━━ Dataset excerpts ━━

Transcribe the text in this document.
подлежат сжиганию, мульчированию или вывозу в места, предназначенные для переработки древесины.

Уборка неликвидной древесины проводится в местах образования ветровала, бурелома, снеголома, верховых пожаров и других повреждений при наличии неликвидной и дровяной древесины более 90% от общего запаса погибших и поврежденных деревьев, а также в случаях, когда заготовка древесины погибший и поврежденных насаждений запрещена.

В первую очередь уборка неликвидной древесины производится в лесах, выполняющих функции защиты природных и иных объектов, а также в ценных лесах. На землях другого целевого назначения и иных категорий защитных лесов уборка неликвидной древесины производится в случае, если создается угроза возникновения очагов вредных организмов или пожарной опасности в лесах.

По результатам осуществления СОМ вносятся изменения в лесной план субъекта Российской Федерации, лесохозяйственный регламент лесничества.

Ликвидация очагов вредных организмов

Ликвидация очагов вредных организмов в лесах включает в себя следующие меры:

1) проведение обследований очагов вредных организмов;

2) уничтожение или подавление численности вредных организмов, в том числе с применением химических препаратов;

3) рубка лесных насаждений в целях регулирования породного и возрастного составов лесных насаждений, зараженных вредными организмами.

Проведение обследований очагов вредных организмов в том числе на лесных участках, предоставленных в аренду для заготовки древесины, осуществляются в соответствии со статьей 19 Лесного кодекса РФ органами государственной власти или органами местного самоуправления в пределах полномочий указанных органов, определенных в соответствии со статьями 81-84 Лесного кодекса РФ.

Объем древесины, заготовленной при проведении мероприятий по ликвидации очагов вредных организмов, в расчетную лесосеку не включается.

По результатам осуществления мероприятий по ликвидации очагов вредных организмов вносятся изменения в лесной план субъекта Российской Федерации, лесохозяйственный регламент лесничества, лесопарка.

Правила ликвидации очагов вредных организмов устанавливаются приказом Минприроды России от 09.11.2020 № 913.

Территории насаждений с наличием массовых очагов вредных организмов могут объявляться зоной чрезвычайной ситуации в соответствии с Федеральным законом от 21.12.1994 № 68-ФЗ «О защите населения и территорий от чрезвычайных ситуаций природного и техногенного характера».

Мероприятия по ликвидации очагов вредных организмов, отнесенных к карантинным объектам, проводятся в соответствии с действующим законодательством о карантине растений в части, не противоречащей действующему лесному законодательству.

━━━

Copy out all of the lines above exactly.

● **Result below**:
Transcribe the text in this document.
подлежат сжиганию, мульчированию или вывозу в места, предназначенные для переработки древесины.

Уборка неликвидной древесины проводится в местах образования ветровала, бурелома, снеголома, верховых пожаров и других повреждений при наличии неликвидной и дровяной древесины более 90% от общего запаса погибших и поврежденных деревьев, а также в случаях, когда заготовка древесины погибший и поврежденных насаждений запрещена.

В первую очередь уборка неликвидной древесины производится в лесах, выполняющих функции защиты природных и иных объектов, а также в ценных лесах. На землях другого целевого назначения и иных категорий защитных лесов уборка неликвидной древесины производится в случае, если создается угроза возникновения очагов вредных организмов или пожарной опасности в лесах.

По результатам осуществления СОМ вносятся изменения в лесной план субъекта Российской Федерации, лесохозяйственный регламент лесничества.

Ликвидация очагов вредных организмов

Ликвидация очагов вредных организмов в лесах включает в себя следующие меры:

1) проведение обследований очагов вредных организмов;

2) уничтожение или подавление численности вредных организмов, в том числе с применением химических препаратов;

3) рубка лесных насаждений в целях регулирования породного и возрастного составов лесных насаждений, зараженных вредными организмами.

Проведение обследований очагов вредных организмов в том числе на лесных участках, предоставленных в аренду для заготовки древесины, осуществляются в соответствии со статьей 19 Лесного кодекса РФ органами государственной власти или органами местного самоуправления в пределах полномочий указанных органов, определенных в соответствии со статьями 81-84 Лесного кодекса РФ.

Объем древесины, заготовленной при проведении мероприятий по ликвидации очагов вредных организмов, в расчетную лесосеку не включается.

По результатам осуществления мероприятий по ликвидации очагов вредных организмов вносятся изменения в лесной план субъекта Российской Федерации, лесохозяйственный регламент лесничества, лесопарка.

Правила ликвидации очагов вредных организмов устанавливаются приказом Минприроды России от 09.11.2020 № 913.

Территории насаждений с наличием массовых очагов вредных организмов могут объявляться зоной чрезвычайной ситуации в соответствии с Федеральным законом от 21.12.1994 № 68-ФЗ «О защите населения и территорий от чрезвычайных ситуаций природного и техногенного характера».

Мероприятия по ликвидации очагов вредных организмов, отнесенных к карантинным объектам, проводятся в соответствии с действующим законодательством о карантине растений в части, не противоречащей действующему лесному законодательству.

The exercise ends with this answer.